What this task involves — Copy out the whole Merit Systems Protection Board case report below, word for word.

Passage provided —
....................
U.S. Merit Systems Protection Board 
Case Report for April 12, 2013

Change Font Size: + + + + +

Note:  These summaries are descriptions prepared by individual MSPB employees. They do not represent official summaries approved by the Board itself, and are not intended to provide legal counsel or to be cited as legal authority.  Instead, they are provided only to inform and help the public locate Board precedents.


Appellant:  James K. Portner
Agency:  Department of Justice
Decision Number:  2013 MSPB 28
Docket Number:  CH-0752-11-0497-I-1
Issuance Date:  April 5, 2013
Appeal Type:  Adverse Action by Agency
Action Type:  Removal

 - Disparate Penalties
 - Falsification
 - Potential for Rehabilitation

    The appellant petitioned for review of an initial decision that affirmed the agency's removal action.  The appellant was a GS-14 Supervisory Diversion Group Investigator with the Drug Enforcement Administration.  He was removed on charges of making false statements (3 specifications) and unauthorized use of an official government vehicle.  The underlying facts were not disputed.  The appellant made false statements to his supervisor, a subordinate, and to a local police officer about when and under what circumstances his official government vehicle was damaged while he was in a temporary duty status away from his normal place of duty.  He also misused the official government vehicle by driving it after consuming two beers, which was contrary to agency policy.  (There was no allegation that the appellant drove the vehicle while intoxicated.)  Following a hearing, the administrative judge found that the agency proved its charges, that there was a nexus between the charged behavior and the efficiency of the service, and that the removal penalty was within the bounds of reasonableness.  With regard to the penalty determination, the judge found, among other things, that:  The appellant was not similarly situated with respect to other employees who the appellant claimed had received lesser punishment for similar offenses; the fact that the appellant corrected his lies when he realized he would be caught is not good evidence of rehabilitative potential, nor was the fact that he did not divulge his misuse of the government vehicle until long after the incident in question; and although the appellant showed that he received treatment for a psychiatric condition (a panic attack), he did not show that this condition played a part in his misconduct.
....................
Entries with item positions
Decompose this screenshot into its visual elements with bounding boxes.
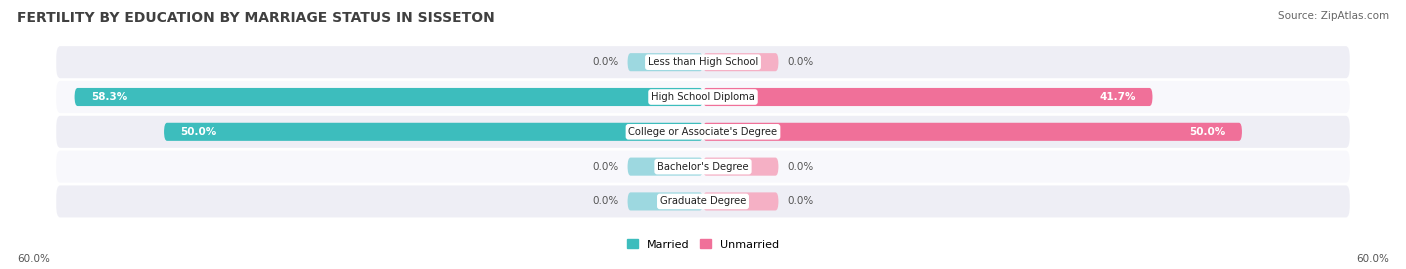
FancyBboxPatch shape — [703, 158, 779, 176]
Text: 50.0%: 50.0% — [1189, 127, 1226, 137]
FancyBboxPatch shape — [75, 88, 703, 106]
Text: 58.3%: 58.3% — [91, 92, 127, 102]
Text: Bachelor's Degree: Bachelor's Degree — [657, 162, 749, 172]
Text: Less than High School: Less than High School — [648, 57, 758, 67]
Text: 60.0%: 60.0% — [1357, 254, 1389, 264]
Text: 0.0%: 0.0% — [593, 196, 619, 206]
Text: 0.0%: 0.0% — [787, 162, 813, 172]
Text: 50.0%: 50.0% — [180, 127, 217, 137]
FancyBboxPatch shape — [627, 158, 703, 176]
FancyBboxPatch shape — [56, 81, 1350, 113]
Text: 60.0%: 60.0% — [17, 254, 49, 264]
Text: Graduate Degree: Graduate Degree — [659, 196, 747, 206]
FancyBboxPatch shape — [56, 116, 1350, 148]
Text: Source: ZipAtlas.com: Source: ZipAtlas.com — [1278, 11, 1389, 21]
Text: 0.0%: 0.0% — [593, 57, 619, 67]
Text: 0.0%: 0.0% — [787, 196, 813, 206]
FancyBboxPatch shape — [703, 123, 1241, 141]
Text: FERTILITY BY EDUCATION BY MARRIAGE STATUS IN SISSETON: FERTILITY BY EDUCATION BY MARRIAGE STATU… — [17, 11, 495, 25]
FancyBboxPatch shape — [56, 46, 1350, 78]
Text: High School Diploma: High School Diploma — [651, 92, 755, 102]
FancyBboxPatch shape — [703, 192, 779, 210]
FancyBboxPatch shape — [627, 53, 703, 71]
FancyBboxPatch shape — [56, 151, 1350, 183]
FancyBboxPatch shape — [627, 192, 703, 210]
Text: 41.7%: 41.7% — [1099, 92, 1136, 102]
Text: 0.0%: 0.0% — [593, 162, 619, 172]
Legend: Married, Unmarried: Married, Unmarried — [621, 235, 785, 254]
FancyBboxPatch shape — [56, 185, 1350, 217]
FancyBboxPatch shape — [165, 123, 703, 141]
Text: College or Associate's Degree: College or Associate's Degree — [628, 127, 778, 137]
FancyBboxPatch shape — [703, 53, 779, 71]
Text: 0.0%: 0.0% — [787, 57, 813, 67]
FancyBboxPatch shape — [703, 88, 1153, 106]
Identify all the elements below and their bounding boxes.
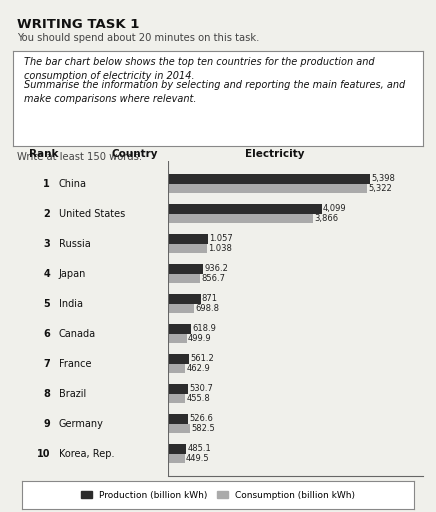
- Text: Russia: Russia: [59, 239, 91, 249]
- Bar: [168, 444, 186, 454]
- Bar: [168, 354, 189, 364]
- Bar: [168, 294, 201, 304]
- Text: 698.8: 698.8: [195, 304, 219, 313]
- Text: WRITING TASK 1: WRITING TASK 1: [17, 18, 140, 31]
- Legend: Production (billion kWh), Consumption (billion kWh): Production (billion kWh), Consumption (b…: [78, 487, 358, 503]
- Bar: [168, 394, 185, 403]
- Bar: [168, 234, 208, 244]
- Text: 485.1: 485.1: [187, 444, 211, 453]
- Bar: [168, 424, 190, 433]
- Text: United States: United States: [59, 209, 125, 219]
- Bar: [168, 184, 368, 194]
- Bar: [168, 204, 322, 214]
- Text: 3,866: 3,866: [314, 214, 338, 223]
- Bar: [168, 414, 187, 424]
- Bar: [168, 454, 185, 463]
- Text: 7: 7: [44, 359, 50, 369]
- Text: 449.5: 449.5: [186, 454, 210, 463]
- Text: Electricity: Electricity: [245, 148, 305, 159]
- Text: China: China: [59, 179, 87, 189]
- Text: 4: 4: [44, 269, 50, 279]
- Text: 455.8: 455.8: [186, 394, 210, 403]
- Text: The bar chart below shows the top ten countries for the production and
consumpti: The bar chart below shows the top ten co…: [24, 57, 375, 81]
- Text: Korea, Rep.: Korea, Rep.: [59, 449, 114, 459]
- Text: Canada: Canada: [59, 329, 96, 339]
- Text: 10: 10: [37, 449, 50, 459]
- Text: 856.7: 856.7: [201, 274, 225, 283]
- Text: 2: 2: [44, 209, 50, 219]
- Bar: [168, 214, 313, 223]
- Text: 4,099: 4,099: [323, 204, 347, 214]
- Bar: [168, 274, 200, 283]
- Text: 1.038: 1.038: [208, 244, 232, 253]
- Text: 9: 9: [44, 419, 50, 429]
- Text: Rank: Rank: [29, 148, 58, 159]
- Bar: [168, 174, 370, 184]
- Text: Write at least 150 words.: Write at least 150 words.: [17, 152, 143, 162]
- Text: 8: 8: [43, 389, 50, 399]
- Text: Country: Country: [111, 148, 158, 159]
- Text: 5,322: 5,322: [369, 184, 392, 193]
- Text: 5: 5: [44, 298, 50, 309]
- Text: 561.2: 561.2: [190, 354, 214, 364]
- Text: 871: 871: [202, 294, 218, 304]
- Text: 499.9: 499.9: [188, 334, 211, 343]
- Text: Summarise the information by selecting and reporting the main features, and
make: Summarise the information by selecting a…: [24, 80, 405, 104]
- Text: 1.057: 1.057: [209, 234, 232, 243]
- Bar: [168, 264, 203, 274]
- Bar: [168, 384, 188, 394]
- Text: India: India: [59, 298, 83, 309]
- Text: 618.9: 618.9: [192, 325, 216, 333]
- Text: 936.2: 936.2: [204, 264, 228, 273]
- Bar: [168, 244, 207, 253]
- Text: 582.5: 582.5: [191, 424, 215, 433]
- Text: Brazil: Brazil: [59, 389, 86, 399]
- Text: 462.9: 462.9: [187, 364, 210, 373]
- Bar: [168, 304, 194, 313]
- Text: 526.6: 526.6: [189, 414, 213, 423]
- Text: 6: 6: [44, 329, 50, 339]
- Text: 530.7: 530.7: [189, 385, 213, 393]
- Text: You should spend about 20 minutes on this task.: You should spend about 20 minutes on thi…: [17, 33, 260, 44]
- Text: Japan: Japan: [59, 269, 86, 279]
- Bar: [168, 334, 187, 344]
- Bar: [168, 364, 185, 373]
- Bar: [168, 324, 191, 334]
- Text: Germany: Germany: [59, 419, 104, 429]
- Text: 3: 3: [44, 239, 50, 249]
- Text: 1: 1: [44, 179, 50, 189]
- Text: 5,398: 5,398: [371, 175, 395, 183]
- Text: France: France: [59, 359, 92, 369]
....................
Solution to this exercise —
U.S. Merit Systems Protection Board 
Case Report for April 12, 2013

Change Font Size: + + + + +

Note:  These summaries are descriptions prepared by individual MSPB employees. They do not represent official summaries approved by the Board itself, and are not intended to provide legal counsel or to be cited as legal authority.  Instead, they are provided only to inform and help the public locate Board precedents.


Appellant:  James K. Portner
Agency:  Department of Justice
Decision Number:  2013 MSPB 28
Docket Number:  CH-0752-11-0497-I-1
Issuance Date:  April 5, 2013
Appeal Type:  Adverse Action by Agency
Action Type:  Removal

 - Disparate Penalties
 - Falsification
 - Potential for Rehabilitation

    The appellant petitioned for review of an initial decision that affirmed the agency's removal action.  The appellant was a GS-14 Supervisory Diversion Group Investigator with the Drug Enforcement Administration.  He was removed on charges of making false statements (3 specifications) and unauthorized use of an official government vehicle.  The underlying facts were not disputed.  The appellant made false statements to his supervisor, a subordinate, and to a local police officer about when and under what circumstances his official government vehicle was damaged while he was in a temporary duty status away from his normal place of duty.  He also misused the official government vehicle by driving it after consuming two beers, which was contrary to agency policy.  (There was no allegation that the appellant drove the vehicle while intoxicated.)  Following a hearing, the administrative judge found that the agency proved its charges, that there was a nexus between the charged behavior and the efficiency of the service, and that the removal penalty was within the bounds of reasonableness.  With regard to the penalty determination, the judge found, among other things, that:  The appellant was not similarly situated with respect to other employees who the appellant claimed had received lesser punishment for similar offenses; the fact that the appellant corrected his lies when he realized he would be caught is not good evidence of rehabilitative potential, nor was the fact that he did not divulge his misuse of the government vehicle until long after the incident in question; and although the appellant showed that he received treatment for a psychiatric condition (a panic attack), he did not show that this condition played a part in his misconduct.